Directive -
Present the following entries again, word for word and in full.

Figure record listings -

--- Begin ---

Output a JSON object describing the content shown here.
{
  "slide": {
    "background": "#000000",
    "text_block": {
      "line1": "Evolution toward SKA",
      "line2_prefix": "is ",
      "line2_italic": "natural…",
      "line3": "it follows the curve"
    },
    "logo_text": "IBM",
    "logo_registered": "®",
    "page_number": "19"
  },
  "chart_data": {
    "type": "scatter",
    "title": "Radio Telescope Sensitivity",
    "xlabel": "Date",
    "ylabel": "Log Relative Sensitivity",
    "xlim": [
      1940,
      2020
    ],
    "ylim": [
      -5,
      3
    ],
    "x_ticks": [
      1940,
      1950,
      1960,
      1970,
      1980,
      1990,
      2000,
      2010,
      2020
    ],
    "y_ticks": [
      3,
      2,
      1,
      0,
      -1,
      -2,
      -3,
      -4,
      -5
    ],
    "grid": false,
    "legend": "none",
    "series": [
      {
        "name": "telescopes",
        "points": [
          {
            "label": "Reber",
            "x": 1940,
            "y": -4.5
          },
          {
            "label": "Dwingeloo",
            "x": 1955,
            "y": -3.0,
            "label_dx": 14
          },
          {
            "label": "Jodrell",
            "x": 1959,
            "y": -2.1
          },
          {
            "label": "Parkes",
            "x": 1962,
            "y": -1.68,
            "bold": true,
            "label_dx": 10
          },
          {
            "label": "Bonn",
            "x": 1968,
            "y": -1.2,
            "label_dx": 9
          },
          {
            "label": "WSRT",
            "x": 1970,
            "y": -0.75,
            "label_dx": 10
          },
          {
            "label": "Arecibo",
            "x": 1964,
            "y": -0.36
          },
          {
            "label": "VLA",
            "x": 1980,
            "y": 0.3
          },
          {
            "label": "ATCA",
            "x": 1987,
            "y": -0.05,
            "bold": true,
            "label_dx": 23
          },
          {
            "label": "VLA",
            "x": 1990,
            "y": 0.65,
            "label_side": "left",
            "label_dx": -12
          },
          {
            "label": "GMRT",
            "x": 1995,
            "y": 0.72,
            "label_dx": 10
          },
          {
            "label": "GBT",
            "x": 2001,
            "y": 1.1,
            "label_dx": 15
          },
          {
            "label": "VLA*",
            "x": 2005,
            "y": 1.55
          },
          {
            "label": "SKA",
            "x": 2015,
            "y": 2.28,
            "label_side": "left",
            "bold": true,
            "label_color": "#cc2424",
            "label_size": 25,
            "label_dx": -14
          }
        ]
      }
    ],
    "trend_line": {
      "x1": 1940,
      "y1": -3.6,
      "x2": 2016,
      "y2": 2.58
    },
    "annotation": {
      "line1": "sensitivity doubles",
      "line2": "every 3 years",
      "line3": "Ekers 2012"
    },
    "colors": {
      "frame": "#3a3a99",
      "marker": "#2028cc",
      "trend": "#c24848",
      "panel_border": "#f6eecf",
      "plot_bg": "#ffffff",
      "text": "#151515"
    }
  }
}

--- End ---

Answer in full -
Output a JSON object describing the content shown here.
{
  "slide": {
    "background": "#000000",
    "text_block": {
      "line1": "Evolution toward SKA",
      "line2_prefix": "is ",
      "line2_italic": "natural…",
      "line3": "it follows the curve"
    },
    "logo_text": "IBM",
    "logo_registered": "®",
    "page_number": "19"
  },
  "chart_data": {
    "type": "scatter",
    "title": "Radio Telescope Sensitivity",
    "xlabel": "Date",
    "ylabel": "Log Relative Sensitivity",
    "xlim": [
      1940,
      2020
    ],
    "ylim": [
      -5,
      3
    ],
    "x_ticks": [
      1940,
      1950,
      1960,
      1970,
      1980,
      1990,
      2000,
      2010,
      2020
    ],
    "y_ticks": [
      3,
      2,
      1,
      0,
      -1,
      -2,
      -3,
      -4,
      -5
    ],
    "grid": false,
    "legend": "none",
    "series": [
      {
        "name": "telescopes",
        "points": [
          {
            "label": "Reber",
            "x": 1940,
            "y": -4.5
          },
          {
            "label": "Dwingeloo",
            "x": 1955,
            "y": -3.0,
            "label_dx": 14
          },
          {
            "label": "Jodrell",
            "x": 1959,
            "y": -2.1
          },
          {
            "label": "Parkes",
            "x": 1962,
            "y": -1.68,
            "bold": true,
            "label_dx": 10
          },
          {
            "label": "Bonn",
            "x": 1968,
            "y": -1.2,
            "label_dx": 9
          },
          {
            "label": "WSRT",
            "x": 1970,
            "y": -0.75,
            "label_dx": 10
          },
          {
            "label": "Arecibo",
            "x": 1964,
            "y": -0.36
          },
          {
            "label": "VLA",
            "x": 1980,
            "y": 0.3
          },
          {
            "label": "ATCA",
            "x": 1987,
            "y": -0.05,
            "bold": true,
            "label_dx": 23
          },
          {
            "label": "VLA",
            "x": 1990,
            "y": 0.65,
            "label_side": "left",
            "label_dx": -12
          },
          {
            "label": "GMRT",
            "x": 1995,
            "y": 0.72,
            "label_dx": 10
          },
          {
            "label": "GBT",
            "x": 2001,
            "y": 1.1,
            "label_dx": 15
          },
          {
            "label": "VLA*",
            "x": 2005,
            "y": 1.55
          },
          {
            "label": "SKA",
            "x": 2015,
            "y": 2.28,
            "label_side": "left",
            "bold": true,
            "label_color": "#cc2424",
            "label_size": 25,
            "label_dx": -14
          }
        ]
      }
    ],
    "trend_line": {
      "x1": 1940,
      "y1": -3.6,
      "x2": 2016,
      "y2": 2.58
    },
    "annotation": {
      "line1": "sensitivity doubles",
      "line2": "every 3 years",
      "line3": "Ekers 2012"
    },
    "colors": {
      "frame": "#3a3a99",
      "marker": "#2028cc",
      "trend": "#c24848",
      "panel_border": "#f6eecf",
      "plot_bg": "#ffffff",
      "text": "#151515"
    }
  }
}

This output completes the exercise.